ASSIGNMENT: An exact copy of each record is required.

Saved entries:
((
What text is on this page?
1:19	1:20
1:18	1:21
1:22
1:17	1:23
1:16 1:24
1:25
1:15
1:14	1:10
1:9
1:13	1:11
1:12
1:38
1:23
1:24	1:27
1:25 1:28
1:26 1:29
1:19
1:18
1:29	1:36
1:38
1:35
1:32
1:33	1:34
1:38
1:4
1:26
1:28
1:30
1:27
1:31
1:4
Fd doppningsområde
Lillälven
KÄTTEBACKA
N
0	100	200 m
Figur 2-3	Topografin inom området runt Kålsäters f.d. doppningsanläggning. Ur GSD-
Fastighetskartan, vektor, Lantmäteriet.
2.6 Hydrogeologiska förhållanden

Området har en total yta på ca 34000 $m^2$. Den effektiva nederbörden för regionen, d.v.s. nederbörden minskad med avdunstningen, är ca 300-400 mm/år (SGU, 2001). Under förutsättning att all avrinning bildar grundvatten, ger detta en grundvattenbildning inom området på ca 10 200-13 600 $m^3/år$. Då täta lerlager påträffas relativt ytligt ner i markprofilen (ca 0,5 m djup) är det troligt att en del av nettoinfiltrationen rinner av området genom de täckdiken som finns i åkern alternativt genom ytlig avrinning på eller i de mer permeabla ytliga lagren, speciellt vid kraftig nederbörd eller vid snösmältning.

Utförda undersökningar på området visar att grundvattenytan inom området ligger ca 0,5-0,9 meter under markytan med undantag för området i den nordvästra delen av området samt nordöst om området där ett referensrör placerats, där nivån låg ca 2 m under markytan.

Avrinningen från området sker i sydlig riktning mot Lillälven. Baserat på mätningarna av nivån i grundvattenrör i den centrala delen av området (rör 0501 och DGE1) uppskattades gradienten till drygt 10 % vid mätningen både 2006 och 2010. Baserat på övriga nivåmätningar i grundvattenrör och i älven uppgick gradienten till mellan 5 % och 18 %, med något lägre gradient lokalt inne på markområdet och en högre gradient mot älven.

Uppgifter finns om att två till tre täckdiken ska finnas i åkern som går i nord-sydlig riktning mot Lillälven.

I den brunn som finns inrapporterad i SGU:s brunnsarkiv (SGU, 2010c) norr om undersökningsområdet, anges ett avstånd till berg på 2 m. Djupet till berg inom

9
))
ANSWER TO THIS PROBLEM:
What text is on this page?
1:19	1:20
1:18	1:21
1:22
1:17	1:23
1:16 1:24
1:25
1:15
1:14	1:10
1:9
1:13	1:11
1:12
1:38
1:23
1:24	1:27
1:25 1:28
1:26 1:29
1:19
1:18
1:29	1:36
1:38
1:35
1:32
1:33	1:34
1:38
1:4
1:26
1:28
1:30
1:27
1:31
1:4
Fd doppningsområde
Lillälven
KÄTTEBACKA
N
0	100	200 m
Figur 2-3	Topografin inom området runt Kålsäters f.d. doppningsanläggning. Ur GSD-
Fastighetskartan, vektor, Lantmäteriet.
2.6 Hydrogeologiska förhållanden

Området har en total yta på ca 34000 $m^2$. Den effektiva nederbörden för regionen, d.v.s. nederbörden minskad med avdunstningen, är ca 300-400 mm/år (SGU, 2001). Under förutsättning att all avrinning bildar grundvatten, ger detta en grundvattenbildning inom området på ca 10 200-13 600 $m^3/år$. Då täta lerlager påträffas relativt ytligt ner i markprofilen (ca 0,5 m djup) är det troligt att en del av nettoinfiltrationen rinner av området genom de täckdiken som finns i åkern alternativt genom ytlig avrinning på eller i de mer permeabla ytliga lagren, speciellt vid kraftig nederbörd eller vid snösmältning.

Utförda undersökningar på området visar att grundvattenytan inom området ligger ca 0,5-0,9 meter under markytan med undantag för området i den nordvästra delen av området samt nordöst om området där ett referensrör placerats, där nivån låg ca 2 m under markytan.

Avrinningen från området sker i sydlig riktning mot Lillälven. Baserat på mätningarna av nivån i grundvattenrör i den centrala delen av området (rör 0501 och DGE1) uppskattades gradienten till drygt 10 % vid mätningen både 2006 och 2010. Baserat på övriga nivåmätningar i grundvattenrör och i älven uppgick gradienten till mellan 5 % och 18 %, med något lägre gradient lokalt inne på markområdet och en högre gradient mot älven.

Uppgifter finns om att två till tre täckdiken ska finnas i åkern som går i nord-sydlig riktning mot Lillälven.

I den brunn som finns inrapporterad i SGU:s brunnsarkiv (SGU, 2010c) norr om undersökningsområdet, anges ett avstånd till berg på 2 m. Djupet till berg inom

9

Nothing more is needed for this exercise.